━━━━━ Raw records

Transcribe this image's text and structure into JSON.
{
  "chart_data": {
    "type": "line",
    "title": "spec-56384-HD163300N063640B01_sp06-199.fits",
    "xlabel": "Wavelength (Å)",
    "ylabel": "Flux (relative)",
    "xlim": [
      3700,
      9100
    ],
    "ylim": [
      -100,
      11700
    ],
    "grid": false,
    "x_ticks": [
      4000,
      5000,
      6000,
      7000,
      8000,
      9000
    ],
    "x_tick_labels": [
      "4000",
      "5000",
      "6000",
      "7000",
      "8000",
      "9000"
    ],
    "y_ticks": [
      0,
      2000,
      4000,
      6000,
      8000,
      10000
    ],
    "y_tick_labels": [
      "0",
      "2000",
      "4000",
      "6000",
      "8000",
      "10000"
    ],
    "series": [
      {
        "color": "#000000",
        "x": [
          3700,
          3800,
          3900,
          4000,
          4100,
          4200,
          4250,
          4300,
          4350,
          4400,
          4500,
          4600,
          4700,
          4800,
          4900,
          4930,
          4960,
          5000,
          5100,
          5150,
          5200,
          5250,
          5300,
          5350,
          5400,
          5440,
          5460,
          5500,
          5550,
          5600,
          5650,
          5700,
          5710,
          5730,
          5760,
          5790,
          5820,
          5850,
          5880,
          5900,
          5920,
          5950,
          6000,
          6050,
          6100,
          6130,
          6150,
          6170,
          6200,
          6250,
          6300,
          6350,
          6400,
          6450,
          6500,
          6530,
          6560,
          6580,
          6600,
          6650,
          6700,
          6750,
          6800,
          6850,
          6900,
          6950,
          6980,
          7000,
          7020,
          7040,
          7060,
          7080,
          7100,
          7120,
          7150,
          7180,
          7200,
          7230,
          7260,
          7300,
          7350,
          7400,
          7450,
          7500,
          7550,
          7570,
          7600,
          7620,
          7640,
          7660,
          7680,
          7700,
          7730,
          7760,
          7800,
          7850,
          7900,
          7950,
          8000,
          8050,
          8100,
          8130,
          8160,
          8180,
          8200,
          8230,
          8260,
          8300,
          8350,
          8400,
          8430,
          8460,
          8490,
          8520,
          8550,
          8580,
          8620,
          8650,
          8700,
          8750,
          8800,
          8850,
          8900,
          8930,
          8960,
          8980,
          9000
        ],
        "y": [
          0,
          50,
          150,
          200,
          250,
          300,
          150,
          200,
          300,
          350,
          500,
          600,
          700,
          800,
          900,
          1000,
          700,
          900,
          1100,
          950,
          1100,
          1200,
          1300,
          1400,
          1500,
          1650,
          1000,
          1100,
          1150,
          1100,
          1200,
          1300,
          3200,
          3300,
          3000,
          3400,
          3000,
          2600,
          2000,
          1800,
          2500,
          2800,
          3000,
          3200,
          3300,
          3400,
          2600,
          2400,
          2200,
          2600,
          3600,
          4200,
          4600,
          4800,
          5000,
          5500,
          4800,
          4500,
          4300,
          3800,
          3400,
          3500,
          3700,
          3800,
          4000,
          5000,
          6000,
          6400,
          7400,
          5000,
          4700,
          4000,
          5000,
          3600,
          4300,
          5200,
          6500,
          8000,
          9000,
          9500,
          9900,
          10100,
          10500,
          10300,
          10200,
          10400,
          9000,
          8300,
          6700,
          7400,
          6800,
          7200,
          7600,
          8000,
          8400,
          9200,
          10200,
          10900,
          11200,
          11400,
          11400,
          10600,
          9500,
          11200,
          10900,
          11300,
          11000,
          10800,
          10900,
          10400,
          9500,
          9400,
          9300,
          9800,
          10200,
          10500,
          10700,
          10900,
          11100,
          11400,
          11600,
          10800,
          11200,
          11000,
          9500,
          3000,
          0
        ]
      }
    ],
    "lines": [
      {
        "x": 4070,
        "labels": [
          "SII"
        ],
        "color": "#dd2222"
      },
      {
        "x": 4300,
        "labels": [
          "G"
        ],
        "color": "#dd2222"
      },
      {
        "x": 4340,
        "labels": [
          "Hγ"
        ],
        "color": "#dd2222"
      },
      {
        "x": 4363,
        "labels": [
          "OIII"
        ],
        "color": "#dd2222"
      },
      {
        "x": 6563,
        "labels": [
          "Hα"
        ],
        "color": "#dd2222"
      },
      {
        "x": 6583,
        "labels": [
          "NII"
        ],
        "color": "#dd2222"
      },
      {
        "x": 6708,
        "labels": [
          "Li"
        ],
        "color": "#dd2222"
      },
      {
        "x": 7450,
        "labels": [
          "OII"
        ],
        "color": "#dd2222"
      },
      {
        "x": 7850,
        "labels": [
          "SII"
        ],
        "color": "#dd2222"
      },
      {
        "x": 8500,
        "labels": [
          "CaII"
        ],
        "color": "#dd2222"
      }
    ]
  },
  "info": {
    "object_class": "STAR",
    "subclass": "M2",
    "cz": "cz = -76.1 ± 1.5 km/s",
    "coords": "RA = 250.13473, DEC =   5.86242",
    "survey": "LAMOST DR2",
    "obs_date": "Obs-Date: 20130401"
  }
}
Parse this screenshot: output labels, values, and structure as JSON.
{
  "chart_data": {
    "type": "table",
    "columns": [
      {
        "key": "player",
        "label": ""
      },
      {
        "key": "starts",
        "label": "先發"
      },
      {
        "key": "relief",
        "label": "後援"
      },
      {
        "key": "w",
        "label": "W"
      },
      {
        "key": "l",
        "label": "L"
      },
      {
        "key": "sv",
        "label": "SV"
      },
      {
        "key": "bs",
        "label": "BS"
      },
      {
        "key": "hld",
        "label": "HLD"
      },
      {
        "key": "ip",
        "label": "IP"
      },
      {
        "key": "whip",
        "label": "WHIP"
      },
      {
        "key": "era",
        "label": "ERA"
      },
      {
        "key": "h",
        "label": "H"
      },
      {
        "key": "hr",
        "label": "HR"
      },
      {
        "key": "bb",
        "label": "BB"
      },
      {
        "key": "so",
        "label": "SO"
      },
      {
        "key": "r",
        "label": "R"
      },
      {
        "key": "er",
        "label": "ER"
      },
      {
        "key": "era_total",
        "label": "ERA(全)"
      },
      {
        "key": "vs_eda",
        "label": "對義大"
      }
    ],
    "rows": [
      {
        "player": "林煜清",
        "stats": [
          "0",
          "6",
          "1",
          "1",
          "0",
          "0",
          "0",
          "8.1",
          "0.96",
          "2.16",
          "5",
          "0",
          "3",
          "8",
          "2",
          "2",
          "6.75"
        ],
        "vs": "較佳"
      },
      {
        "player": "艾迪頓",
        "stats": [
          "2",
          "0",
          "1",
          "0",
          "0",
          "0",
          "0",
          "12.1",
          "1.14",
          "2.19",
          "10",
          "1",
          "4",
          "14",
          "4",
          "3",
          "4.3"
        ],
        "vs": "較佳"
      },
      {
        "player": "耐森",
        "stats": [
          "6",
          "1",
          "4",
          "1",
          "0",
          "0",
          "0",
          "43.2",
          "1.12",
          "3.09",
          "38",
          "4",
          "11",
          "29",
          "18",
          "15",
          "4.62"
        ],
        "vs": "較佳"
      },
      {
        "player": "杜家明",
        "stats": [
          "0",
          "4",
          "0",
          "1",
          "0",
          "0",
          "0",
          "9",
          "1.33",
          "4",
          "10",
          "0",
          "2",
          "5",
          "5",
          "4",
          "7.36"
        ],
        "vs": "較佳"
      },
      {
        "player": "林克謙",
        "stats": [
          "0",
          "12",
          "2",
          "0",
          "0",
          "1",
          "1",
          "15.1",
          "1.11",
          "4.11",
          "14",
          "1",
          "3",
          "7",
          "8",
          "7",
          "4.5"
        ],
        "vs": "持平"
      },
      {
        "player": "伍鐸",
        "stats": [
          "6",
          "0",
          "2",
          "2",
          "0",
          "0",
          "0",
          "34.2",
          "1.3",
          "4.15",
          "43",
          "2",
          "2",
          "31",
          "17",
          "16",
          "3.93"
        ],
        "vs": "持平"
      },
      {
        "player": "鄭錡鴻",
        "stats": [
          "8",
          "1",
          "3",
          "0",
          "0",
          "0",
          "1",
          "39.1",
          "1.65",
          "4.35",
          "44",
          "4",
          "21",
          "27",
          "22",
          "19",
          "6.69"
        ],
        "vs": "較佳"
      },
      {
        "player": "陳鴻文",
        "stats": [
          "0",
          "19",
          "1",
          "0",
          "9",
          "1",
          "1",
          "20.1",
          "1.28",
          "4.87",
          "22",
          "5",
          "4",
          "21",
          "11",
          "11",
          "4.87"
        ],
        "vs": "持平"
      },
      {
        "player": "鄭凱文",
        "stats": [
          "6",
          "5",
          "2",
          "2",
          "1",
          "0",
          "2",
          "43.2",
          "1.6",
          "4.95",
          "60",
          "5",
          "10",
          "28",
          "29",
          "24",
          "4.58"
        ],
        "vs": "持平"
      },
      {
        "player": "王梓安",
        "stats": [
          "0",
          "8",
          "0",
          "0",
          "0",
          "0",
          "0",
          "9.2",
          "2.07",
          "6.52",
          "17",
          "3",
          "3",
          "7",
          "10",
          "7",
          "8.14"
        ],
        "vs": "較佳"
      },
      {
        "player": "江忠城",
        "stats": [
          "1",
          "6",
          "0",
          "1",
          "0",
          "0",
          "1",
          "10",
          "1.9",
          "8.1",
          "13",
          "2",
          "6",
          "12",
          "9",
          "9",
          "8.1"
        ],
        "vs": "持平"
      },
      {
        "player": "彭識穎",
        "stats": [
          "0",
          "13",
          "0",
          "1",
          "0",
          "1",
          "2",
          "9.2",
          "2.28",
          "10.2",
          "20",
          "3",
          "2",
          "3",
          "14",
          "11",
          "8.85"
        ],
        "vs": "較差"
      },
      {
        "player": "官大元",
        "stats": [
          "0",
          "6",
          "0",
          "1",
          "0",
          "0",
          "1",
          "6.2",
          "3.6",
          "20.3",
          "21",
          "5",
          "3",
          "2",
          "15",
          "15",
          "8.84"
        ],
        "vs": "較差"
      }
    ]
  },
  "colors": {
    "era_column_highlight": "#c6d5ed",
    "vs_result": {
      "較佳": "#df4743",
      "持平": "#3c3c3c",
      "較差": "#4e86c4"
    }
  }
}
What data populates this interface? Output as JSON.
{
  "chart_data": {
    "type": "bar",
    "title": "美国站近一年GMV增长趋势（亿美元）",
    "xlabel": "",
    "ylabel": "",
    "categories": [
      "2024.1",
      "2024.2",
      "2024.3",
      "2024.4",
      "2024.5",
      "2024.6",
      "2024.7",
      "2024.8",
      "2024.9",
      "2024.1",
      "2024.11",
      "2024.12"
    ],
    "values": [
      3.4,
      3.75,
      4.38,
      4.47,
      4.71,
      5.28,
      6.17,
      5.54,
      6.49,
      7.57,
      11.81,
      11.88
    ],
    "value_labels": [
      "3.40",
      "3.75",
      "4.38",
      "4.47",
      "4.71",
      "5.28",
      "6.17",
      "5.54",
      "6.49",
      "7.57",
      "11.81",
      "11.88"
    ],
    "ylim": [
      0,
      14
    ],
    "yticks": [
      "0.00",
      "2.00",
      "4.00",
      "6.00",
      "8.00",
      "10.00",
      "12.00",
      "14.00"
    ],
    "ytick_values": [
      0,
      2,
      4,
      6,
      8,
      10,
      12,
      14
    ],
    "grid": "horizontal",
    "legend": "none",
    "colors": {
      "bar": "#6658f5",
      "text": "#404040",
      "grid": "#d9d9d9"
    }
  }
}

━━━━━━━━━━

• Stated goal: Identify each line in the records above containing the word "this"; copy those lines.

• Response to the exercise:
Transcribe this image's text and structure into JSON.
Parse this screenshot: output labels, values, and structure as JSON.
What data populates this interface? Output as JSON.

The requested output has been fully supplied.